* [Your task]:
From the comments on Lubitsch films below, set down word for word the passage that begins at the words "As you will" and stops after "A great piece.".

* [Document extract]:
⟨

I’m surprised how many people have Shop as their favourite, I like it well enough, but the saccharine gets a little much at times. There’s only acid in Paradise and that’s the way I like it.
Like R.D., I also have SHOP as my own favorite Lubitsch as well, but can’t argue with those who have TROUBLE or TO BE as their own top choice.
Yep mine is To Be or Not to Be. I have this one placed somewhere between 60-100. The reason why it’s placement is in the 20’s is because less than half of us voted for it. It’s a fine film and rather charming, but doesn’t rank as high as others for me. It’s my own issues I know.
As you will know, Allan, there has been good news since you wrote this on the DVD front, and just this month Masters of Cinema brought out a region 2 DVD in the UK with a full restoration, a booklet and extras. Have you heard anything about how it compares with the Criterion DVD? I’m watching a lot of Lubitsch at the moment and do love this film though I think ‘The Shop Around the Corner’ is my favourite. A great piece.
Not sure about great as it’s an old piece, Judy, but it’s saddening to find this appear so low.

⟩

Page segmentation data

⟨

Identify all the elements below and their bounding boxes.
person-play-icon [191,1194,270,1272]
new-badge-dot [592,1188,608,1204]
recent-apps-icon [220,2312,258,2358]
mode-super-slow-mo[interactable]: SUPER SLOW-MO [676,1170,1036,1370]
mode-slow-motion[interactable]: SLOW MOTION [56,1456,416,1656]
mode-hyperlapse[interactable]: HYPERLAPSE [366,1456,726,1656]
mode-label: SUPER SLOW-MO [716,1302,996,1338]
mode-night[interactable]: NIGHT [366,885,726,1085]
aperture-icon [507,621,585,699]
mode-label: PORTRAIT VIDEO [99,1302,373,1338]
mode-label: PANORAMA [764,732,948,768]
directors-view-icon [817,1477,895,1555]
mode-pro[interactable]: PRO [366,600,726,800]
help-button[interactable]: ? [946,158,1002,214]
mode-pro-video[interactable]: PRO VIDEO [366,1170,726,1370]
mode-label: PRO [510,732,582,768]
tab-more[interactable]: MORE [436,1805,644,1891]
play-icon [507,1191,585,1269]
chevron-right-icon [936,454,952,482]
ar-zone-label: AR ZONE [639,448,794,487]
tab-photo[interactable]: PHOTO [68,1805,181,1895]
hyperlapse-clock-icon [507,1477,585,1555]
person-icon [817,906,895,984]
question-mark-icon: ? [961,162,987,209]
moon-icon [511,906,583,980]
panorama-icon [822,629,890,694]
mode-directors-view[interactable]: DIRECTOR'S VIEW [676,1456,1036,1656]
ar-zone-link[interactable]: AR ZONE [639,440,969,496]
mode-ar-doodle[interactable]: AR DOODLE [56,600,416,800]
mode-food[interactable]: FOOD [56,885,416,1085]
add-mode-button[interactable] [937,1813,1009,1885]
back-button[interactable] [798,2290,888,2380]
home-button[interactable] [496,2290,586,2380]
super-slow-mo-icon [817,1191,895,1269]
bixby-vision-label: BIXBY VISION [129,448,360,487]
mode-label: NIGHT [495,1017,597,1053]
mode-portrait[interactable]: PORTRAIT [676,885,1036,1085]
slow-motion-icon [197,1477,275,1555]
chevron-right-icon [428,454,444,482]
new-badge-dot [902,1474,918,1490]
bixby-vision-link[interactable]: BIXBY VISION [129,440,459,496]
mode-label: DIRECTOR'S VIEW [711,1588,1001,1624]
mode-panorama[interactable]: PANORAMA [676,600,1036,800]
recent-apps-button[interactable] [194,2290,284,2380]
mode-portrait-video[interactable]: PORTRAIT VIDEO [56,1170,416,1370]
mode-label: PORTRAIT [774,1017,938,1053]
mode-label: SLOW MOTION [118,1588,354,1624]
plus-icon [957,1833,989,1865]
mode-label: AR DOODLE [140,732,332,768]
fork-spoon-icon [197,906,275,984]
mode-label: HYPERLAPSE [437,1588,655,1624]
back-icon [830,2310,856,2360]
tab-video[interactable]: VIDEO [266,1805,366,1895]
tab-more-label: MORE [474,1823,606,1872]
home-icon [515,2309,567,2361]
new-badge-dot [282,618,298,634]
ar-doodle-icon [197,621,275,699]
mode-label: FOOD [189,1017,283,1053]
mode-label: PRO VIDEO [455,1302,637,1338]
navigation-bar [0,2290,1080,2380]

⟩

* [Result of the exercise]:
As you will know, Allan, there has been good news since you wrote this on the DVD front, and just this month Masters of Cinema brought out a region 2 DVD in the UK with a full restoration, a booklet and extras. Have you heard anything about how it compares with the Criterion DVD? I’m watching a lot of Lubitsch at the moment and do love this film though I think ‘The Shop Around the Corner’ is my favourite. A great piece.